● **TO DO**:
Identify the lines containing the word "Shinkansen". Copy each one.

● **Source data**:
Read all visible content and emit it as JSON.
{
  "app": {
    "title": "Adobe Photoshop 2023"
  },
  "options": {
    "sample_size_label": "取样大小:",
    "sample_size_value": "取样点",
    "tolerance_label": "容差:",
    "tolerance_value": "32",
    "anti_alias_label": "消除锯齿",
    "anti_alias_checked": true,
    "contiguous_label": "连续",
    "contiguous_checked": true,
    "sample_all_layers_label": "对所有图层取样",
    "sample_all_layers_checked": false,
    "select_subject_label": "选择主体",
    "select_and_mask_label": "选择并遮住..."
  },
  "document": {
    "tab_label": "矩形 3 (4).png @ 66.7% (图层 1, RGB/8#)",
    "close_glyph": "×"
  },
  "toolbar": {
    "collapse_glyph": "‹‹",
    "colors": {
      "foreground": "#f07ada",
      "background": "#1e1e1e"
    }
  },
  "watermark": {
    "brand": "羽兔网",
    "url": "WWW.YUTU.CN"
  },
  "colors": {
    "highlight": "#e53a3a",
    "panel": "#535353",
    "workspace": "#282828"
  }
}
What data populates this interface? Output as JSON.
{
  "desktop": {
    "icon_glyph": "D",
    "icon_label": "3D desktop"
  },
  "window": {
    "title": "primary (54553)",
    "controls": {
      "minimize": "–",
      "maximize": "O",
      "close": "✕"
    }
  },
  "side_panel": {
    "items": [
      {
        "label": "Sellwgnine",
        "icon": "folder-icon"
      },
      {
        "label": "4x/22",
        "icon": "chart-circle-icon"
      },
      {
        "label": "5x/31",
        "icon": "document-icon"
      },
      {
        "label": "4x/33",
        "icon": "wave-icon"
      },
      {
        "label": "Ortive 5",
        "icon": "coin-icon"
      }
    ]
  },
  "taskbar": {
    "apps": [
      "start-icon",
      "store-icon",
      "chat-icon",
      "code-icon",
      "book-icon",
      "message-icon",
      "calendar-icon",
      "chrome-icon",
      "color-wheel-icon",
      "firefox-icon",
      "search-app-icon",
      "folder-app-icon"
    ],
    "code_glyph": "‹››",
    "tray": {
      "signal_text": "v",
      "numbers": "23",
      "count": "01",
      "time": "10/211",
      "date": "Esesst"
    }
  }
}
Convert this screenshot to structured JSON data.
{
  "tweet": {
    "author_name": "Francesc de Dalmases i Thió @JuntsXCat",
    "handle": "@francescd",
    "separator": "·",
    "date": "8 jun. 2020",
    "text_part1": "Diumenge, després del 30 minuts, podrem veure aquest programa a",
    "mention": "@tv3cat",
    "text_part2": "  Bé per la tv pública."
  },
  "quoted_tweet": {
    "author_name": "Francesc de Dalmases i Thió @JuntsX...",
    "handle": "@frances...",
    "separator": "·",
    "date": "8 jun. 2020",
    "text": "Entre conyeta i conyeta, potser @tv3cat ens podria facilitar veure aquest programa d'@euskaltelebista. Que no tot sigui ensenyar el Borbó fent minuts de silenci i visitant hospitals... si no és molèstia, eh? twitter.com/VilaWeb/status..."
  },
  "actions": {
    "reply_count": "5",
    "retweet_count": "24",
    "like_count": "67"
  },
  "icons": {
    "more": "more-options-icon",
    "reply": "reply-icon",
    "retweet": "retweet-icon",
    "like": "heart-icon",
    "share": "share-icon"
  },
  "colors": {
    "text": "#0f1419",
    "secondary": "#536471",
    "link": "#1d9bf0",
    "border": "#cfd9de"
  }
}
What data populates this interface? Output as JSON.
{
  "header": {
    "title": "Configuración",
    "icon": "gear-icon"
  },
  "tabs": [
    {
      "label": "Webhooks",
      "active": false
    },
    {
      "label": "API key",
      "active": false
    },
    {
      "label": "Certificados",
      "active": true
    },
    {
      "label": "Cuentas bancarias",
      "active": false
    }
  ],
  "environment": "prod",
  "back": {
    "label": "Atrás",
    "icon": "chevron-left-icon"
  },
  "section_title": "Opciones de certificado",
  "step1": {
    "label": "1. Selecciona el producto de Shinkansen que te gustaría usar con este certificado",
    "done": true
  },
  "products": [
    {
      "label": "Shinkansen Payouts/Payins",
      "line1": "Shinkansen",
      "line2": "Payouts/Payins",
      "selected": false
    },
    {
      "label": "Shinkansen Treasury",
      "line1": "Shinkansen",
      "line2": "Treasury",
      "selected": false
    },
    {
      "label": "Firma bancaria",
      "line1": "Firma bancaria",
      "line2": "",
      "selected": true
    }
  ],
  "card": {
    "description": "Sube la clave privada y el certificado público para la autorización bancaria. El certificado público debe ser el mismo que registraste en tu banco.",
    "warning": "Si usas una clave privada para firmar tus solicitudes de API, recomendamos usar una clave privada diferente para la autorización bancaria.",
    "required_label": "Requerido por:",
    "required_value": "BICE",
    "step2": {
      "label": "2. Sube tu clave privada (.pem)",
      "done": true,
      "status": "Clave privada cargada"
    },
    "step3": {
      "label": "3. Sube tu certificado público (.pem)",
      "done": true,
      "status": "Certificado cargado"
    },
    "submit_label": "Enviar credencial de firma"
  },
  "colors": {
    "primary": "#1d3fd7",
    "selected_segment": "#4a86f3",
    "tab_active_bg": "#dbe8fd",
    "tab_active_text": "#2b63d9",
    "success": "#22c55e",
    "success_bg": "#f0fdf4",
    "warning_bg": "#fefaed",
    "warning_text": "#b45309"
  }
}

● **ANSWER TO THIS PROBLEM**:
    "label": "1. Selecciona el producto de Shinkansen que te gustaría usar con este certificado",
      "label": "Shinkansen Payouts/Payins",
      "line1": "Shinkansen",
      "label": "Shinkansen Treasury",
      "line1": "Shinkansen",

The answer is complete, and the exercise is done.